» **AVAILABLE RECORDS**
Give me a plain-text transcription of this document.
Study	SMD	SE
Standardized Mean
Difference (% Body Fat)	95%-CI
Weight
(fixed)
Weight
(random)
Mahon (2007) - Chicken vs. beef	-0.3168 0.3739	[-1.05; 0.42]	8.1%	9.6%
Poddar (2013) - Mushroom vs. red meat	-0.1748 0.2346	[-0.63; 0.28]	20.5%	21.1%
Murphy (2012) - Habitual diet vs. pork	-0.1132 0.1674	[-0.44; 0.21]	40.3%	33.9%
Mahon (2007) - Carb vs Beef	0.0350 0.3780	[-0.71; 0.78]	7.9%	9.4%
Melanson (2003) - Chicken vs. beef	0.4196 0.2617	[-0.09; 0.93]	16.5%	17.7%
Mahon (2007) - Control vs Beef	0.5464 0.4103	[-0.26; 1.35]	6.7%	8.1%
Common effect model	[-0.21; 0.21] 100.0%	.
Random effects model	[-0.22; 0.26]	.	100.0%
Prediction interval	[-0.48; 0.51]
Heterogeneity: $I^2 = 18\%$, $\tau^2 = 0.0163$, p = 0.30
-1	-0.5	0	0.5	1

» **WRITTEN INSTRUCTION**
Copy every line of the records word for word.

» **TASK ANSWER**
Give me a plain-text transcription of this document.
Study	SMD	SE
Standardized Mean
Difference (% Body Fat)	95%-CI
Weight
(fixed)
Weight
(random)
Mahon (2007) - Chicken vs. beef	-0.3168 0.3739	[-1.05; 0.42]	8.1%	9.6%
Poddar (2013) - Mushroom vs. red meat	-0.1748 0.2346	[-0.63; 0.28]	20.5%	21.1%
Murphy (2012) - Habitual diet vs. pork	-0.1132 0.1674	[-0.44; 0.21]	40.3%	33.9%
Mahon (2007) - Carb vs Beef	0.0350 0.3780	[-0.71; 0.78]	7.9%	9.4%
Melanson (2003) - Chicken vs. beef	0.4196 0.2617	[-0.09; 0.93]	16.5%	17.7%
Mahon (2007) - Control vs Beef	0.5464 0.4103	[-0.26; 1.35]	6.7%	8.1%
Common effect model	[-0.21; 0.21] 100.0%	.
Random effects model	[-0.22; 0.26]	.	100.0%
Prediction interval	[-0.48; 0.51]
Heterogeneity: $I^2 = 18\%$, $\tau^2 = 0.0163$, p = 0.30
-1	-0.5	0	0.5	1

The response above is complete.